- [Brief]
Scan the data below and pick out the lines containing the word "DCCI".

- [Task material]
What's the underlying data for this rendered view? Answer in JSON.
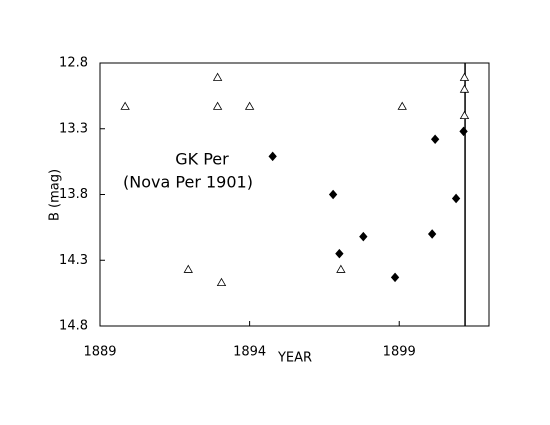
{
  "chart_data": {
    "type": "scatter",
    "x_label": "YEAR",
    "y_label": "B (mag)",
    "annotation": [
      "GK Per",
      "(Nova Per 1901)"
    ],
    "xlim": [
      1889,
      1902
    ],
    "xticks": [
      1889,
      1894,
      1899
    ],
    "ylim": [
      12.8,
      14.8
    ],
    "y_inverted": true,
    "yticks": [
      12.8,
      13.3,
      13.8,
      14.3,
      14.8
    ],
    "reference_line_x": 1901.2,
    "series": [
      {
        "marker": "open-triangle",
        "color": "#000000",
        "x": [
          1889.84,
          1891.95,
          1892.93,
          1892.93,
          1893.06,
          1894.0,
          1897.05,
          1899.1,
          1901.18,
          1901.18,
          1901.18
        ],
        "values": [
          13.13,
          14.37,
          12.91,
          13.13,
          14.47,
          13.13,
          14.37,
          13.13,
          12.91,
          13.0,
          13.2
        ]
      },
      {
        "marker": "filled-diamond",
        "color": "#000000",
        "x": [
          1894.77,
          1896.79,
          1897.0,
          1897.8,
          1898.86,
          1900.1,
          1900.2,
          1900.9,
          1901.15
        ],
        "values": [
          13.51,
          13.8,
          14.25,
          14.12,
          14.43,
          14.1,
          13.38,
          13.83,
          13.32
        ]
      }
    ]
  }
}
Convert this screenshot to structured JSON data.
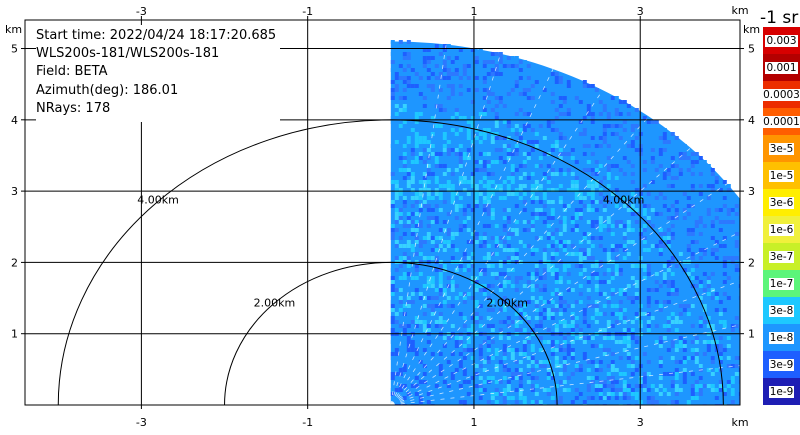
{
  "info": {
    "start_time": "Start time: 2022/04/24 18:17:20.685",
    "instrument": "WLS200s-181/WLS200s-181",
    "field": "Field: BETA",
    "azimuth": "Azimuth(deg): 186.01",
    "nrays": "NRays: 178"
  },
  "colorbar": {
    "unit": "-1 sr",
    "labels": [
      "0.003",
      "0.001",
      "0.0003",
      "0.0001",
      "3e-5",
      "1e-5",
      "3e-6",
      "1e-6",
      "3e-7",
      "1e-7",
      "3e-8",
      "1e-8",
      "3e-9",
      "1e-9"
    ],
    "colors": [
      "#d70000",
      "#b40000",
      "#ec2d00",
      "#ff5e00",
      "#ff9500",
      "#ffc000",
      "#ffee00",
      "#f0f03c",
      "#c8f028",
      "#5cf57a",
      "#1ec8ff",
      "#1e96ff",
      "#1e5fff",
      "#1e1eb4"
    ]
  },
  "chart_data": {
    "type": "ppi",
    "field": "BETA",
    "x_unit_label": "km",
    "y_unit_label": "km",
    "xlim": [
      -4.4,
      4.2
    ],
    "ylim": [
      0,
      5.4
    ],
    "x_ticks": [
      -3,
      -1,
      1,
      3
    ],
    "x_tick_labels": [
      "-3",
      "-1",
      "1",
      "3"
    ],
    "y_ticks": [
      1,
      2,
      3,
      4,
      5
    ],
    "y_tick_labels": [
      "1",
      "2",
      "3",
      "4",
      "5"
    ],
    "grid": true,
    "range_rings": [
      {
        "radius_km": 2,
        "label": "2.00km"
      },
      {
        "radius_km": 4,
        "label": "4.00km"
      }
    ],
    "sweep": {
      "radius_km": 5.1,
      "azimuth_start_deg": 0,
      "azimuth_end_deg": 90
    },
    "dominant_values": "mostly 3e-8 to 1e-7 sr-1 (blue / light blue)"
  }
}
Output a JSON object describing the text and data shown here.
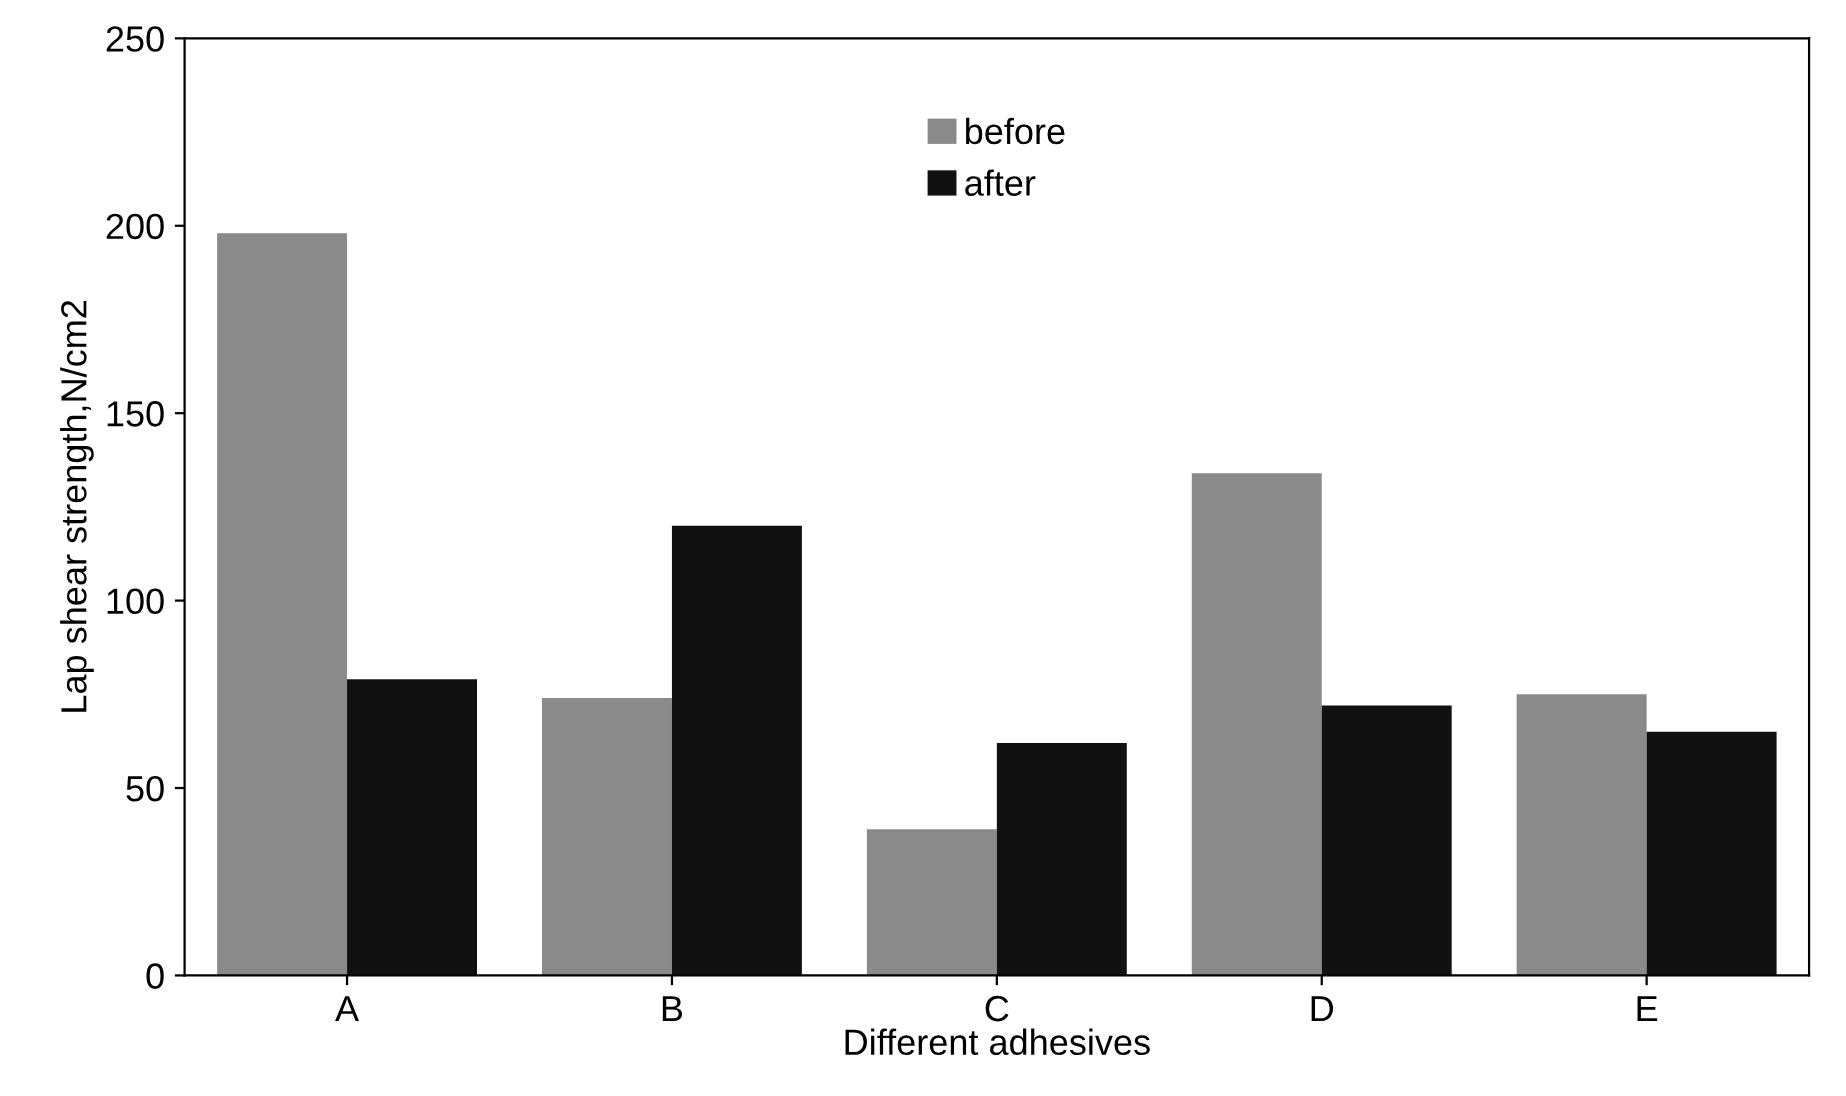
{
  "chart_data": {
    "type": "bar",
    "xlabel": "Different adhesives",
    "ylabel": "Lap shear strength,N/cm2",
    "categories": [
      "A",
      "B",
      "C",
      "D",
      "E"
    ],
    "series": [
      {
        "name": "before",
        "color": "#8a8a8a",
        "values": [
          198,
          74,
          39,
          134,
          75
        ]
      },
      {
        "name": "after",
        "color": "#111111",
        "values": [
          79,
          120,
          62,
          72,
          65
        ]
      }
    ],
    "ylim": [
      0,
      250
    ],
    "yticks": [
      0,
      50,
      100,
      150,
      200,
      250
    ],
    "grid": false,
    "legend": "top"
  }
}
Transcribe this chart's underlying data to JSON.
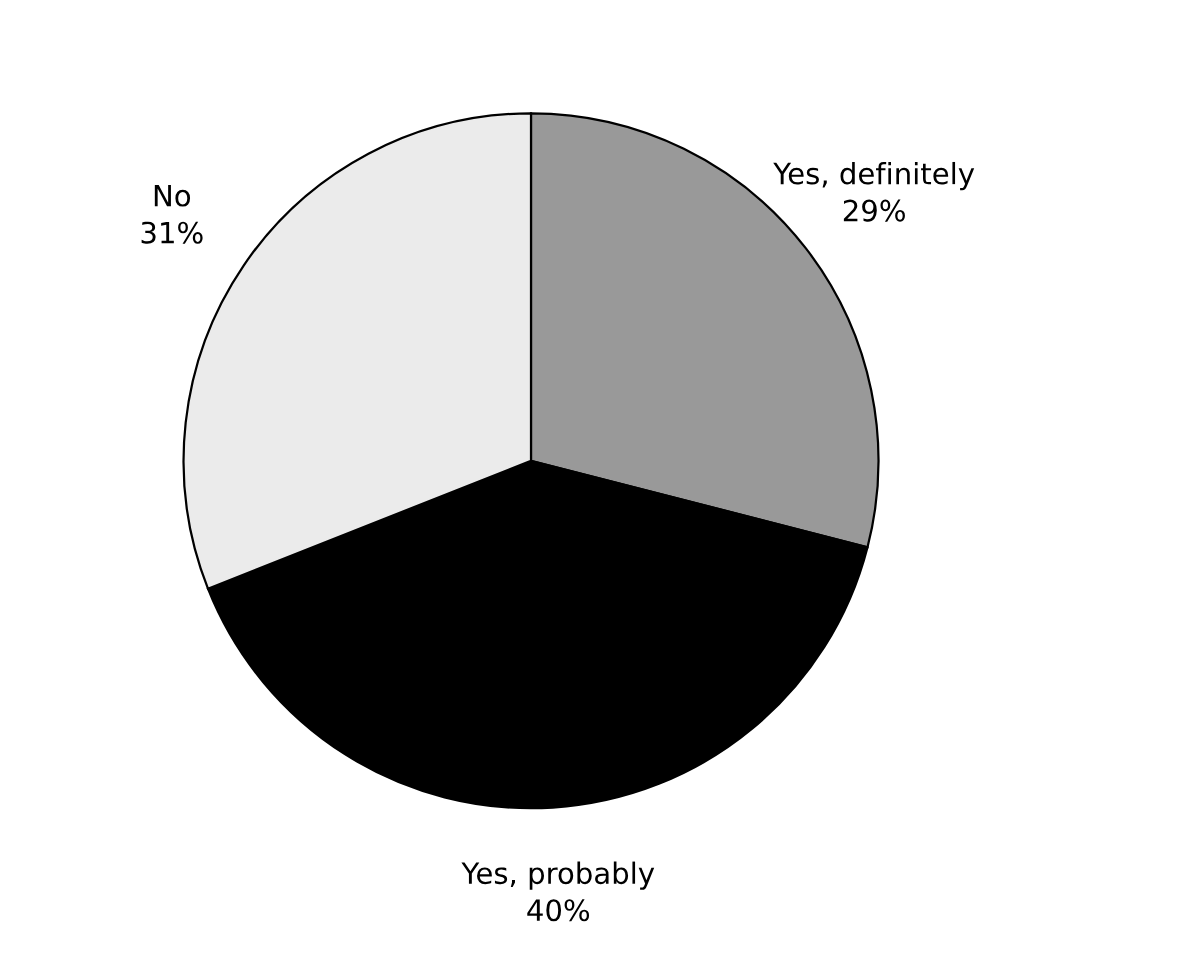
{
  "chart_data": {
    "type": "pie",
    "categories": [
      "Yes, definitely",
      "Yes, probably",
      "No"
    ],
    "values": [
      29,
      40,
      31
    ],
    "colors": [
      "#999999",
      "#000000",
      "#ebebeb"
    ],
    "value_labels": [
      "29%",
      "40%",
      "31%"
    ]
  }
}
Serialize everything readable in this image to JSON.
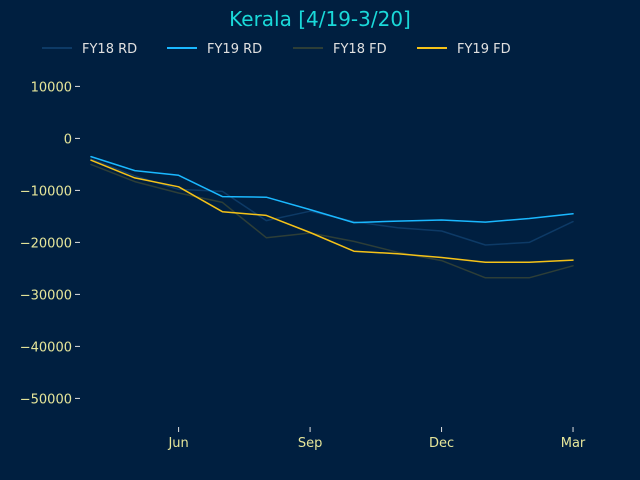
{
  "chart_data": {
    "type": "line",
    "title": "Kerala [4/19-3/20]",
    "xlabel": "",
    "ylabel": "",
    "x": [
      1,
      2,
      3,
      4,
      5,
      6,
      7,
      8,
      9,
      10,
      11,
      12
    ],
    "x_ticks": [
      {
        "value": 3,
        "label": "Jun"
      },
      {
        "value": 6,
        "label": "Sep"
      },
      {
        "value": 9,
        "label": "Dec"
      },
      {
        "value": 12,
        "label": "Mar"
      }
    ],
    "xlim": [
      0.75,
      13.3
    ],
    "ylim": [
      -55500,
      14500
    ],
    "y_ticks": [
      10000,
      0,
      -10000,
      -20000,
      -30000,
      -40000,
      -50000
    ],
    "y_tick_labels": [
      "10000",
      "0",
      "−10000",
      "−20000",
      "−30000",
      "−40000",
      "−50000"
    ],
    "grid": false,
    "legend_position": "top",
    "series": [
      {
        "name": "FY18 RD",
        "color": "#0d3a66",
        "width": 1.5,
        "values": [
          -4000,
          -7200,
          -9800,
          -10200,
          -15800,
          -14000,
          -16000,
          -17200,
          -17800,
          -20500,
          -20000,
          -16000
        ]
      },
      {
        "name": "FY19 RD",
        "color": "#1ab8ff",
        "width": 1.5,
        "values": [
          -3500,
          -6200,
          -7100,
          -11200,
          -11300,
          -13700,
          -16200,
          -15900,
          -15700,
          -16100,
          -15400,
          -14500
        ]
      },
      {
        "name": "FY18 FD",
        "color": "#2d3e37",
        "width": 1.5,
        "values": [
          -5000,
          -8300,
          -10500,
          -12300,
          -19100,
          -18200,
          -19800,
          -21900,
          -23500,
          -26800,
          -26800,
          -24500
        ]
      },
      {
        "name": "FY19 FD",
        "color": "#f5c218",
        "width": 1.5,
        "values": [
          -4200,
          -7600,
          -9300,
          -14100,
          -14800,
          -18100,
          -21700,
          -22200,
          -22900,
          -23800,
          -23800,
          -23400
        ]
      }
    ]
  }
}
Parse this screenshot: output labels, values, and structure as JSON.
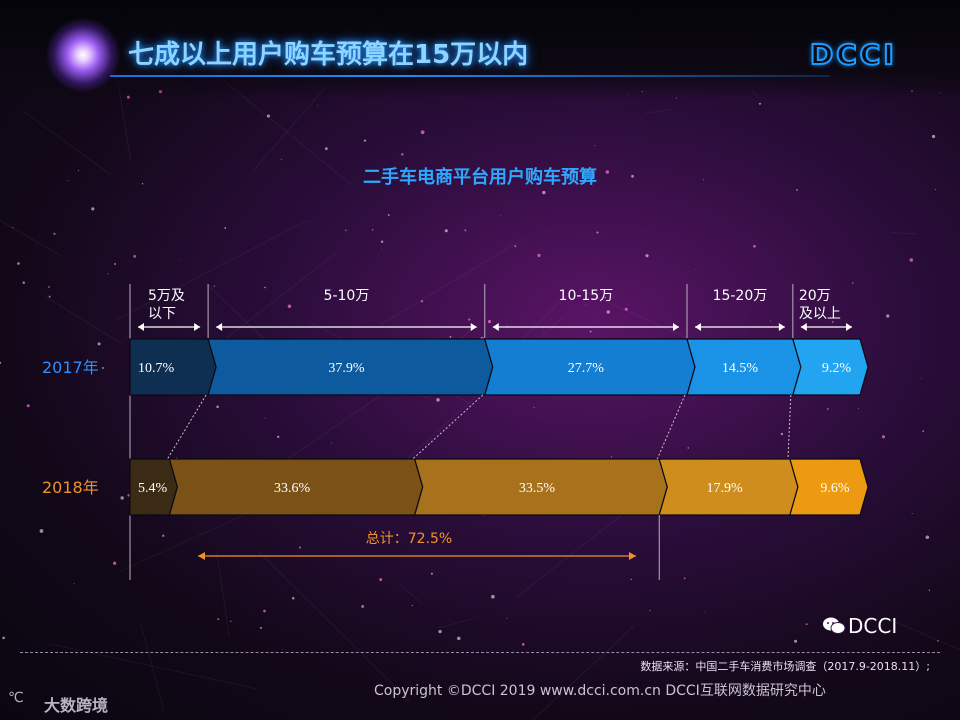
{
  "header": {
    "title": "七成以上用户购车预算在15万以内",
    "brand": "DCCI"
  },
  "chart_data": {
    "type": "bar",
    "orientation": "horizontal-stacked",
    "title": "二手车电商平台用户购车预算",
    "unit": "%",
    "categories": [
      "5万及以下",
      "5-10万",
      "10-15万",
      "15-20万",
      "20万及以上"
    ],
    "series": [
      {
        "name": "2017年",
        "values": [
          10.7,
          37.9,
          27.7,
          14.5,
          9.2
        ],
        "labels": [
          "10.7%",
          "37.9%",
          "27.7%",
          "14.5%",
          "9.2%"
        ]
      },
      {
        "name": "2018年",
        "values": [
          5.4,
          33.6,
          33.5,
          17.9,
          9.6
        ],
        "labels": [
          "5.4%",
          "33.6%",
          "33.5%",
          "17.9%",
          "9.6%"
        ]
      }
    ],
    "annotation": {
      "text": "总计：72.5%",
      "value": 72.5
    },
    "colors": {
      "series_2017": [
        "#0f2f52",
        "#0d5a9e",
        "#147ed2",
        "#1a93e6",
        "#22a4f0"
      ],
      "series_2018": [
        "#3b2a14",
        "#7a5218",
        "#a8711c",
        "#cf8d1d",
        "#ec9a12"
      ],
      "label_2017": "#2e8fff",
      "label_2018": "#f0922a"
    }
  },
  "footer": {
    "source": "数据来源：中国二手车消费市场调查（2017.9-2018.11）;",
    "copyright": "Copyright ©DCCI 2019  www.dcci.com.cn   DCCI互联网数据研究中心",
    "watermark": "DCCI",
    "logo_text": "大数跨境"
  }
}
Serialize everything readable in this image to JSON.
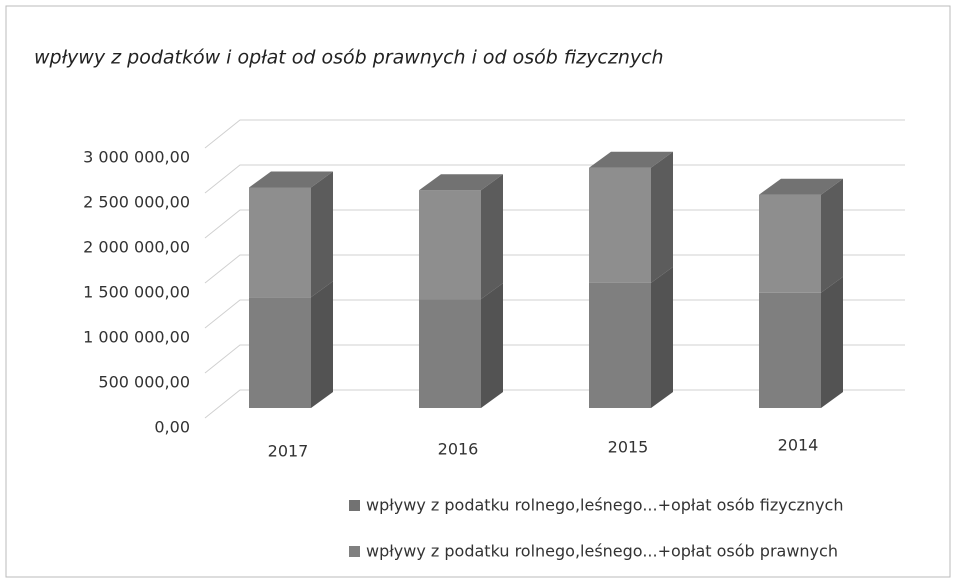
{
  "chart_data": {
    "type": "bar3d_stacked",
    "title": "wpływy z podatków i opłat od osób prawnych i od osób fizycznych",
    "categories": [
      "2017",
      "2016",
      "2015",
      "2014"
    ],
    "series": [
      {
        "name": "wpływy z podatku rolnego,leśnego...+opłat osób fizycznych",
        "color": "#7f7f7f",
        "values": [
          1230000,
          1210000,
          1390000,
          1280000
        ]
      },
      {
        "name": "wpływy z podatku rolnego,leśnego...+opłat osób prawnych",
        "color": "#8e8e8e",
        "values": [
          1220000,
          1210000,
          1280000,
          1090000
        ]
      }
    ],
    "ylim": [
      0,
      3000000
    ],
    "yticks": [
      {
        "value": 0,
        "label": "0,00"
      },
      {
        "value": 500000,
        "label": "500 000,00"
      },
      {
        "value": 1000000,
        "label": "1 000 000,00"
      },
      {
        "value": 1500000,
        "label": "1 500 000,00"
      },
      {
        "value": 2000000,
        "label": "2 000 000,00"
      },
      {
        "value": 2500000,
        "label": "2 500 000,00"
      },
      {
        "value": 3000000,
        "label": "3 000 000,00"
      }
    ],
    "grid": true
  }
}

- [Exercise output]
    "brand": "DCCI"
    "copyright": "Copyright ©DCCI 2019  www.dcci.com.cn   DCCI互联网数据研究中心",
    "watermark": "DCCI",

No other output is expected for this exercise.